Copy each line below in which the string "стол" occurs.

— Start Records for the task —

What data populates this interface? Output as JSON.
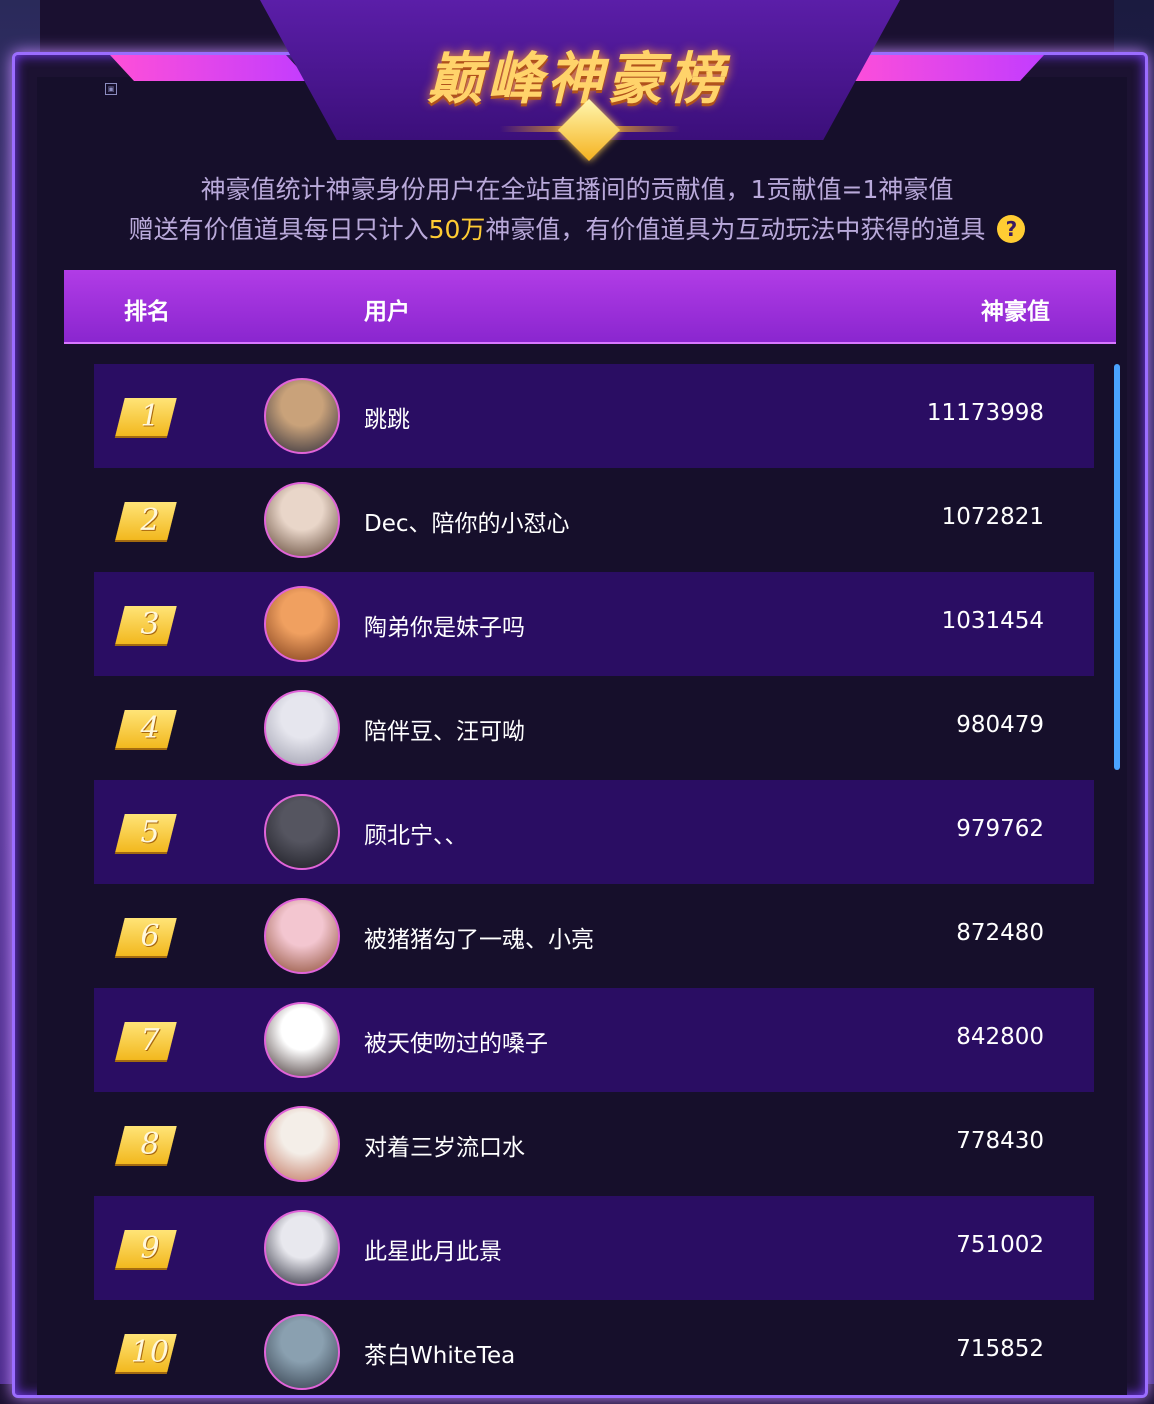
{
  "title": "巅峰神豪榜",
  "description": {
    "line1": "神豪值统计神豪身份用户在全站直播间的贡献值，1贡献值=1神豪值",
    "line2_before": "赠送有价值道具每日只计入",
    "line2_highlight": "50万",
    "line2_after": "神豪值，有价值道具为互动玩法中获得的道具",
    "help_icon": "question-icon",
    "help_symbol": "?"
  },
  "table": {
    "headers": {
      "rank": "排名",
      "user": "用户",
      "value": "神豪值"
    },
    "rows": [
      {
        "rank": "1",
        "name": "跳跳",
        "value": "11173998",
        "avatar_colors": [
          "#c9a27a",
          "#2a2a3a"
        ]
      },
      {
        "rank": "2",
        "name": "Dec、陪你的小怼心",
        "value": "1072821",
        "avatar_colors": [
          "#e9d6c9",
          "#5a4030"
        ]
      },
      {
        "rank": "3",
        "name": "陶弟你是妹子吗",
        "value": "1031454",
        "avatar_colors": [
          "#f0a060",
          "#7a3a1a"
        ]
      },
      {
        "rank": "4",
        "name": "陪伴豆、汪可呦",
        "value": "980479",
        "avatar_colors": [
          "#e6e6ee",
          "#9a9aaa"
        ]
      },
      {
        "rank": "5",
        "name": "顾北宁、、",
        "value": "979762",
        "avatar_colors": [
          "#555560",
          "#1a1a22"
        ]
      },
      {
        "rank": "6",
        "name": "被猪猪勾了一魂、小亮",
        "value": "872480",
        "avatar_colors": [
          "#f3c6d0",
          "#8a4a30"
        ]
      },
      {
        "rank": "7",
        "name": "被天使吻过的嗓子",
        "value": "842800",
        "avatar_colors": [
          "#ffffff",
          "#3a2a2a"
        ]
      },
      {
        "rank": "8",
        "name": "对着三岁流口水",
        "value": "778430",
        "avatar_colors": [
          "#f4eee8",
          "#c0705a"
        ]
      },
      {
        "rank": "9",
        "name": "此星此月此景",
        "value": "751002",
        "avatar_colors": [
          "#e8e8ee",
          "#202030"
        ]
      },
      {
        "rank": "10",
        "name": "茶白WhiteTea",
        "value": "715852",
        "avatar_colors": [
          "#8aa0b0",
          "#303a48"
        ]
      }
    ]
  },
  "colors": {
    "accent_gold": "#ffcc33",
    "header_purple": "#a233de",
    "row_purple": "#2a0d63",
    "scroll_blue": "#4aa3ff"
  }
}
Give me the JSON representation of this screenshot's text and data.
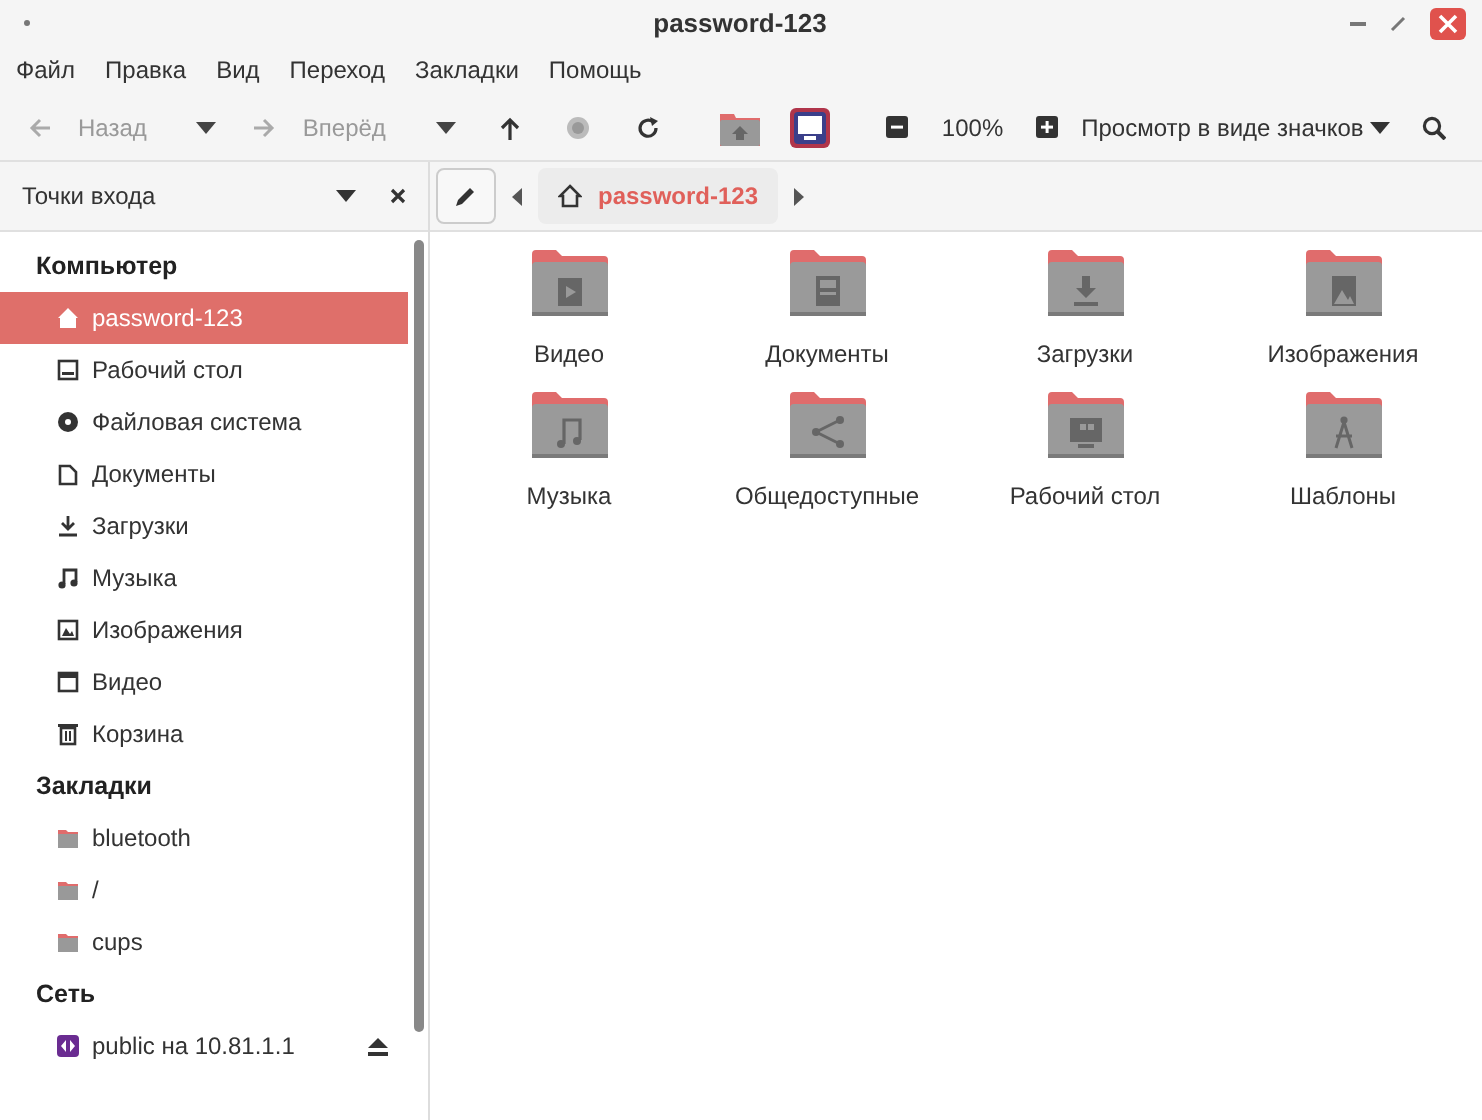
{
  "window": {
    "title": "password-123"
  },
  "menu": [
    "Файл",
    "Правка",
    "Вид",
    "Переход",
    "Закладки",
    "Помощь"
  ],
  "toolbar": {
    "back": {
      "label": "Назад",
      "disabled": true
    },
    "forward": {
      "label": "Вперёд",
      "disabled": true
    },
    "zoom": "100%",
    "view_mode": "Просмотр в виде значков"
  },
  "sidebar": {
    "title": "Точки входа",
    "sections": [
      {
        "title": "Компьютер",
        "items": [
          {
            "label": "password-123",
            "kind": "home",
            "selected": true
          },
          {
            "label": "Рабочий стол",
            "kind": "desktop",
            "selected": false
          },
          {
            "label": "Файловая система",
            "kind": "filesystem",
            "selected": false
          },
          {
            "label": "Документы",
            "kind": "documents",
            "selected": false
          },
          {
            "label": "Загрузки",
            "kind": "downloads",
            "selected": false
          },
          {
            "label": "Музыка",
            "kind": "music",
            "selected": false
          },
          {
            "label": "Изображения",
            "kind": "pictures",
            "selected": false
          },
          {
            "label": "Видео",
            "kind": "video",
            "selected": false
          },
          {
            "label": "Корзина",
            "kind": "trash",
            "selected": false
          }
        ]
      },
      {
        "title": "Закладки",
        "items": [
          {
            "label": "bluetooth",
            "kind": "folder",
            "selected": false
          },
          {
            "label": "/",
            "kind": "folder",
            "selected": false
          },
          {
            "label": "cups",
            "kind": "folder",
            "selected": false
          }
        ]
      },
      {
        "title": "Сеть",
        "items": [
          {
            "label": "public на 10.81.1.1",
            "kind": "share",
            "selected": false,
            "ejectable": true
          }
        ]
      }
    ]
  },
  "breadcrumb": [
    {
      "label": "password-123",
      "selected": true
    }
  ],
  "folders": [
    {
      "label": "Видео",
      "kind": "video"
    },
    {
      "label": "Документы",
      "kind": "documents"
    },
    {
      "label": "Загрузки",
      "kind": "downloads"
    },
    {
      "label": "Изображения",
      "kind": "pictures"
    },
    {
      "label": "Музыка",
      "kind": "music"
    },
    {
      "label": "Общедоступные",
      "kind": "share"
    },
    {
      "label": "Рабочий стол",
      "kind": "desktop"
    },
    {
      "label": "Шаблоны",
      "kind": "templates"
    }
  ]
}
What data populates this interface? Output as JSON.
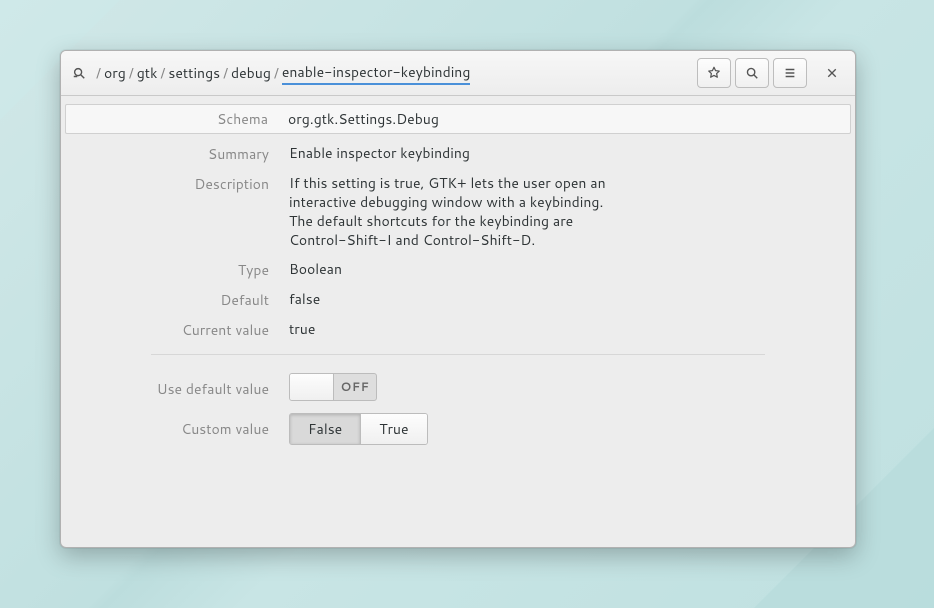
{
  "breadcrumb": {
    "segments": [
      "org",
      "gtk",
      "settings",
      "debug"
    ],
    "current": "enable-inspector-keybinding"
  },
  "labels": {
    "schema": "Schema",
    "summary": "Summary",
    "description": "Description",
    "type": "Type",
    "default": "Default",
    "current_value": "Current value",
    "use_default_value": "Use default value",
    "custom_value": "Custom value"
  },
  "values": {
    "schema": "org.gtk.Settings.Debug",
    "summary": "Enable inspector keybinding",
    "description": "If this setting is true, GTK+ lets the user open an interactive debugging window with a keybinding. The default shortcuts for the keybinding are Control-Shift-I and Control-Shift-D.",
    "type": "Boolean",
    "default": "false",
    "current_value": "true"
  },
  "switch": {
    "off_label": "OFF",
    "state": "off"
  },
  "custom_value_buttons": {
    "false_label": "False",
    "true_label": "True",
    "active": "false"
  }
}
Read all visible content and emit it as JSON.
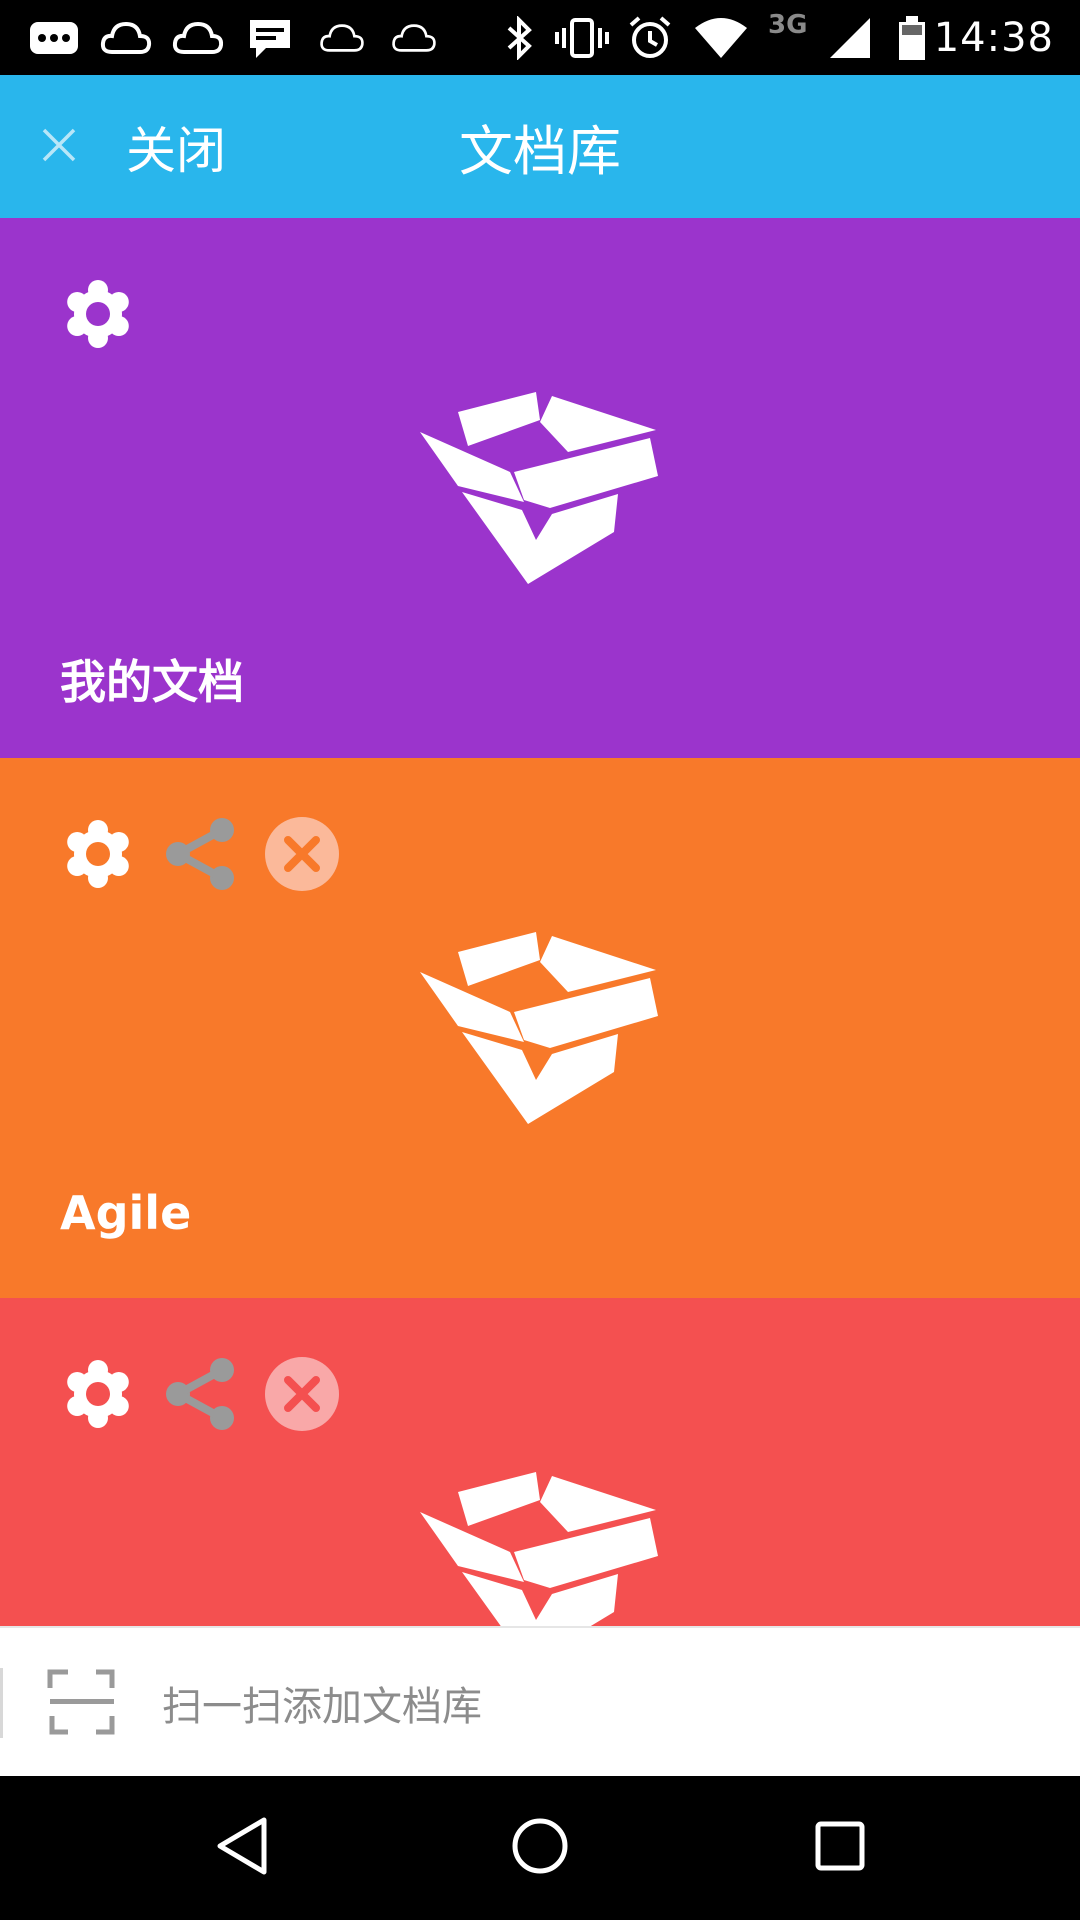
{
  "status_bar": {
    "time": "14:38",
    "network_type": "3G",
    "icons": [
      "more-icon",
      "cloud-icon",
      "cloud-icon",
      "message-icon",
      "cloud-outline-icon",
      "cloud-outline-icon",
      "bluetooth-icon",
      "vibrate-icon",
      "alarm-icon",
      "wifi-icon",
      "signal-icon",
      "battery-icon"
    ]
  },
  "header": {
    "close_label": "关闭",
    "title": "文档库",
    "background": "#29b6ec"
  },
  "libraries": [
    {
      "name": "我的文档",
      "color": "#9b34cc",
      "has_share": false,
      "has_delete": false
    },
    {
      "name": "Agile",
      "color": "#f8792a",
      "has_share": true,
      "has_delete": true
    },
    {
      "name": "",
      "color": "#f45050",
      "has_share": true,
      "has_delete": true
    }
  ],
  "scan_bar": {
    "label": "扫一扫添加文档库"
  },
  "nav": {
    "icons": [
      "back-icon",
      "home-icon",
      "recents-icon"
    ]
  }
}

— End Records for the task —

• [Worked solution]:
            "label": "Рабочий стол",
      "label": "Рабочий стол",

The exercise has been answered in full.